WHAT TO DO = In the records below, find the line containing "What text is on this page?", then extract that line and all subsequent lines exactly, leaving out everything else.

....

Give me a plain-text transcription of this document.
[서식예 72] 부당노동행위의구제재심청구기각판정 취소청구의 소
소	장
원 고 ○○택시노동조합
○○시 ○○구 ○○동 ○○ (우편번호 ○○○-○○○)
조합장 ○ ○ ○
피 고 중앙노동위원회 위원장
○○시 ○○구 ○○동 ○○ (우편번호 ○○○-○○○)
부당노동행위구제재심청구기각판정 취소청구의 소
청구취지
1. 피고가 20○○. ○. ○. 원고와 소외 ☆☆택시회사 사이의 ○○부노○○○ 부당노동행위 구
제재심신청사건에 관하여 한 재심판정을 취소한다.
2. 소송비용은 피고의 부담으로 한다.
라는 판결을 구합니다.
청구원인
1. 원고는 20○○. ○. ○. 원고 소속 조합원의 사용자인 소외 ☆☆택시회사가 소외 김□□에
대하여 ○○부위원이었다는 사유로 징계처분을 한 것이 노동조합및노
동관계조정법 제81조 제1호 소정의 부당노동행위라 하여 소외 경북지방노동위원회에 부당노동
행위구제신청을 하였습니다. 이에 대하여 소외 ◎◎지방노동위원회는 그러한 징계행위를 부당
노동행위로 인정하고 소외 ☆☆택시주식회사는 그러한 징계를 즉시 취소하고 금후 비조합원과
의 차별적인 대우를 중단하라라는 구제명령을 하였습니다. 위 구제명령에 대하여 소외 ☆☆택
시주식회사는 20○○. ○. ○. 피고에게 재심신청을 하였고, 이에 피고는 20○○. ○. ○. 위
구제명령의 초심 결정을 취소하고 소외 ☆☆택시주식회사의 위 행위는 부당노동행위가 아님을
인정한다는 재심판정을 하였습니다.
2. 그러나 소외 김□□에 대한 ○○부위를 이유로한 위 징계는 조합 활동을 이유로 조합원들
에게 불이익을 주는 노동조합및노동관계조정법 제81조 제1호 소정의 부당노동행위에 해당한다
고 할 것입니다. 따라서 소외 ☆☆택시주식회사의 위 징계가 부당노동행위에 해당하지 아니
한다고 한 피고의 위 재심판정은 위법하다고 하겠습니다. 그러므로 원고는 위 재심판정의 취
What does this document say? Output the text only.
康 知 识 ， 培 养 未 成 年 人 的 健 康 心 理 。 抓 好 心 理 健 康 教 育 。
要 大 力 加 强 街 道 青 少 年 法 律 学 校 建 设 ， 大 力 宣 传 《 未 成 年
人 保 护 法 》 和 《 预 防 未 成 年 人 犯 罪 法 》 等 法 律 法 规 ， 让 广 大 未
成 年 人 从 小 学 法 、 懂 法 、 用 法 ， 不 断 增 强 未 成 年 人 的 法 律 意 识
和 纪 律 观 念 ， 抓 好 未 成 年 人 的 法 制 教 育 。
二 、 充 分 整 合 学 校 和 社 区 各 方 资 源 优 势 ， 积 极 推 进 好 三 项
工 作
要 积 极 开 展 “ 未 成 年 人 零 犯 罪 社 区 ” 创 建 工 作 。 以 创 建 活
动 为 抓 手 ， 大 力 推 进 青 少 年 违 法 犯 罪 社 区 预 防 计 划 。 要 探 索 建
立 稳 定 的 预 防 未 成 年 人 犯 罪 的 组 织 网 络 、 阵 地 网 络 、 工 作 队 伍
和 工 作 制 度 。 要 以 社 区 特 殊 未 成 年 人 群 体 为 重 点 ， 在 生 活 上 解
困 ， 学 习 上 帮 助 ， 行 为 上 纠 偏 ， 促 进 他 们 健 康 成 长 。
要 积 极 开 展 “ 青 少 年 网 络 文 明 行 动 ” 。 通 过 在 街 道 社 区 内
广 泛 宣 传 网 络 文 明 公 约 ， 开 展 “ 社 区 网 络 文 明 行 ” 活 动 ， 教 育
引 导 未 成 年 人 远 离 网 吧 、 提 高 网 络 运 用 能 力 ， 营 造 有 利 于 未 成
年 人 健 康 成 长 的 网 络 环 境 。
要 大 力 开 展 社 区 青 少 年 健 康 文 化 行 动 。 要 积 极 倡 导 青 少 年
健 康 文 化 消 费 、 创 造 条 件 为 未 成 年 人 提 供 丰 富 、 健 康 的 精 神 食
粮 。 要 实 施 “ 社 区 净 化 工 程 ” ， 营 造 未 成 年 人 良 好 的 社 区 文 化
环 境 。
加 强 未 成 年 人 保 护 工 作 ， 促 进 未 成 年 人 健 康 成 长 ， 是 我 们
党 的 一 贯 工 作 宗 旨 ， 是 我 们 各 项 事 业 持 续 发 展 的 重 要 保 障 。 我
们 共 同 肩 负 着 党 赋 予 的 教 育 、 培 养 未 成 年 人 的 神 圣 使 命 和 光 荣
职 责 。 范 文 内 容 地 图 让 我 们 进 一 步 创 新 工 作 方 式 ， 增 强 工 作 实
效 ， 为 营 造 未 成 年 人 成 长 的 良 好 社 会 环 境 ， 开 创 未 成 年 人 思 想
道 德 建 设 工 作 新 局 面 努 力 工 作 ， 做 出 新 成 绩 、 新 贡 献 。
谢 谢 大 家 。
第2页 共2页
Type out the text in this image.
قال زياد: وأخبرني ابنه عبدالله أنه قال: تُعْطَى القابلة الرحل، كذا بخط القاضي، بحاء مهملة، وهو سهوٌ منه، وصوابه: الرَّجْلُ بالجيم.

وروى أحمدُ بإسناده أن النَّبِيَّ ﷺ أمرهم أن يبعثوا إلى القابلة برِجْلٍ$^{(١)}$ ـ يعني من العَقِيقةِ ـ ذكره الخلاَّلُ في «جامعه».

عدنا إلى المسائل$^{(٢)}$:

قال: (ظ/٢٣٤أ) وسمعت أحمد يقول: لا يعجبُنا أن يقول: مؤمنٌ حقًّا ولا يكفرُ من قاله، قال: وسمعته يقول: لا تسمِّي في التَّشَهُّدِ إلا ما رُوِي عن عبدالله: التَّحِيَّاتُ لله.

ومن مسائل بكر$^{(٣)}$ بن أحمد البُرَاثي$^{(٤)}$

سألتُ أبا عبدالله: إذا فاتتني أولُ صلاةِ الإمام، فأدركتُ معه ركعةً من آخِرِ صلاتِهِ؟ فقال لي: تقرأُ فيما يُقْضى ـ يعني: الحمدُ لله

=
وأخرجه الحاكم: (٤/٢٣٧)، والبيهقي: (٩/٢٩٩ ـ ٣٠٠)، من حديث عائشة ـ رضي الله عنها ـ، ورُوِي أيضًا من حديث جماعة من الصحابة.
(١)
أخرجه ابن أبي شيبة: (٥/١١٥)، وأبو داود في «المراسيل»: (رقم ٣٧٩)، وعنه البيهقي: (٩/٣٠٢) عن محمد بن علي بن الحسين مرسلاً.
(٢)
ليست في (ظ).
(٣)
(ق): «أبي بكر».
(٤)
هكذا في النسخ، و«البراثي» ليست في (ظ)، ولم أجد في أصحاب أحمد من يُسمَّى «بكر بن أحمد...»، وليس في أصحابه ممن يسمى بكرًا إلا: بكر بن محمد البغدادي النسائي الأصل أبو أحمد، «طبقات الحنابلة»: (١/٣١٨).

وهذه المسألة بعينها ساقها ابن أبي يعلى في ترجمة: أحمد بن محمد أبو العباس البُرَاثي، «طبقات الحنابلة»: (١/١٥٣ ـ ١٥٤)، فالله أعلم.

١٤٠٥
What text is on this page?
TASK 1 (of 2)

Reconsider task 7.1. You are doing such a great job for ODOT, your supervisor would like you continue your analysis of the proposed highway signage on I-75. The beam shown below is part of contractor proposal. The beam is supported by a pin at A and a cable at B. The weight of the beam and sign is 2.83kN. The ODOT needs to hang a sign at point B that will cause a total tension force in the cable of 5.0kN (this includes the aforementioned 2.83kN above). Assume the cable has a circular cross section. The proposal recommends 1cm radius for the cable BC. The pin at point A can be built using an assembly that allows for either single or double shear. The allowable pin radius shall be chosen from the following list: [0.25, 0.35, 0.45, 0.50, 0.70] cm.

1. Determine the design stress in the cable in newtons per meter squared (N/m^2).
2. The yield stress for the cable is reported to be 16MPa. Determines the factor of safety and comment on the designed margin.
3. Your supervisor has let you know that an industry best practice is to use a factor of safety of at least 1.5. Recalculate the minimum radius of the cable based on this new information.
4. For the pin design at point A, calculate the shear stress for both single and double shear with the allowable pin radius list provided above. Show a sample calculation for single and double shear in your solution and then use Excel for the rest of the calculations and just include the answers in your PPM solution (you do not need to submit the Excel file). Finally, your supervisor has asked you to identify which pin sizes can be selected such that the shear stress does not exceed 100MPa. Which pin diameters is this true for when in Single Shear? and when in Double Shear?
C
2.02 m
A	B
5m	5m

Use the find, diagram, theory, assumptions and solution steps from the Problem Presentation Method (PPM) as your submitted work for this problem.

....

COMPLETE ANSWER =
What text is on this page?
TASK 1 (of 2)

Reconsider task 7.1. You are doing such a great job for ODOT, your supervisor would like you continue your analysis of the proposed highway signage on I-75. The beam shown below is part of contractor proposal. The beam is supported by a pin at A and a cable at B. The weight of the beam and sign is 2.83kN. The ODOT needs to hang a sign at point B that will cause a total tension force in the cable of 5.0kN (this includes the aforementioned 2.83kN above). Assume the cable has a circular cross section. The proposal recommends 1cm radius for the cable BC. The pin at point A can be built using an assembly that allows for either single or double shear. The allowable pin radius shall be chosen from the following list: [0.25, 0.35, 0.45, 0.50, 0.70] cm.

1. Determine the design stress in the cable in newtons per meter squared (N/m^2).
2. The yield stress for the cable is reported to be 16MPa. Determines the factor of safety and comment on the designed margin.
3. Your supervisor has let you know that an industry best practice is to use a factor of safety of at least 1.5. Recalculate the minimum radius of the cable based on this new information.
4. For the pin design at point A, calculate the shear stress for both single and double shear with the allowable pin radius list provided above. Show a sample calculation for single and double shear in your solution and then use Excel for the rest of the calculations and just include the answers in your PPM solution (you do not need to submit the Excel file). Finally, your supervisor has asked you to identify which pin sizes can be selected such that the shear stress does not exceed 100MPa. Which pin diameters is this true for when in Single Shear? and when in Double Shear?
C
2.02 m
A	B
5m	5m

Use the find, diagram, theory, assumptions and solution steps from the Problem Presentation Method (PPM) as your submitted work for this problem.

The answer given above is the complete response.